Lo que me preocupa no es que hayas mentido, sino que de ahora en adelante ya no podré creer en ti.
Friedrich Nietzsche
Según Hugo Mujica: «En los medios se recicla la palabra como mercancía porque hay que transformarla en un producto vendible. La palabra puede ir asociada a la mentira como seducción. Pero lo curioso es que nadie pide la verdad, como dice un tango: "Mi corazón una mentira pide". Creo que partimos de la mentira porque estamos instalados en la mentira».
Hace poco leí en la prensa una noticia que me pareció muy curiosa. Se iba a crear en Estados Unidos algo así como una oficina de mentiras para esparcir rumores intencionados que beneficiaran, por ejemplo, a la lucha contra el terrorismo. Al día siguiente salió un desmentido oficial sobre la creación de semejante agencia. Entonces muchos pensamos que ésa había sido la primera tarea de la central de creación de mentiras: decir que no existía.
Los rumores interesados se han utilizado en todas las épocas. Winston Churchill lo hizo durante la Segunda Guerra Mundial. Inventaba supuestos éxitos de sus tropas frente a Alemania, para mantener el ánimo de la población. Recordemos los rumores que se hicieron correr sobre que los judíos envenenaban los caramelos que les daban a los niños o contaminaban el agua potable. Falsedades que fueron la base de atroces persecuciones.

## Material de consulta
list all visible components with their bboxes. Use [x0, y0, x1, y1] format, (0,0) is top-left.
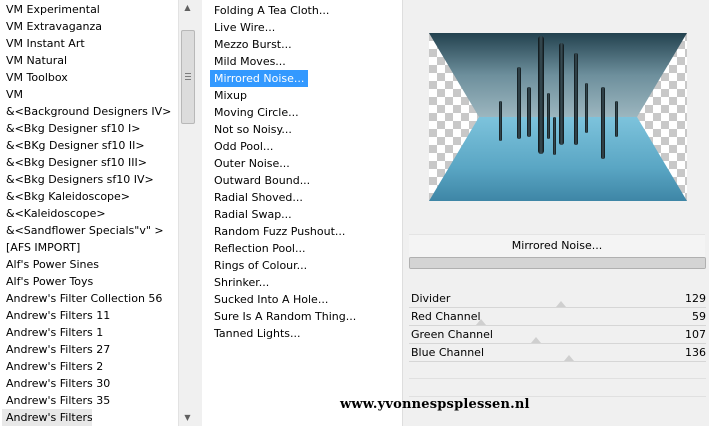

## Objetivo
En el texto sobre la mentira, ¿qué inventaba Winston Churchill durante la Segunda Guerra Mundial? Para resolver la actividad no hace falta consultar el material.

## Solución propuesta
Supuestos éxitos de sus tropas frente a Alemania.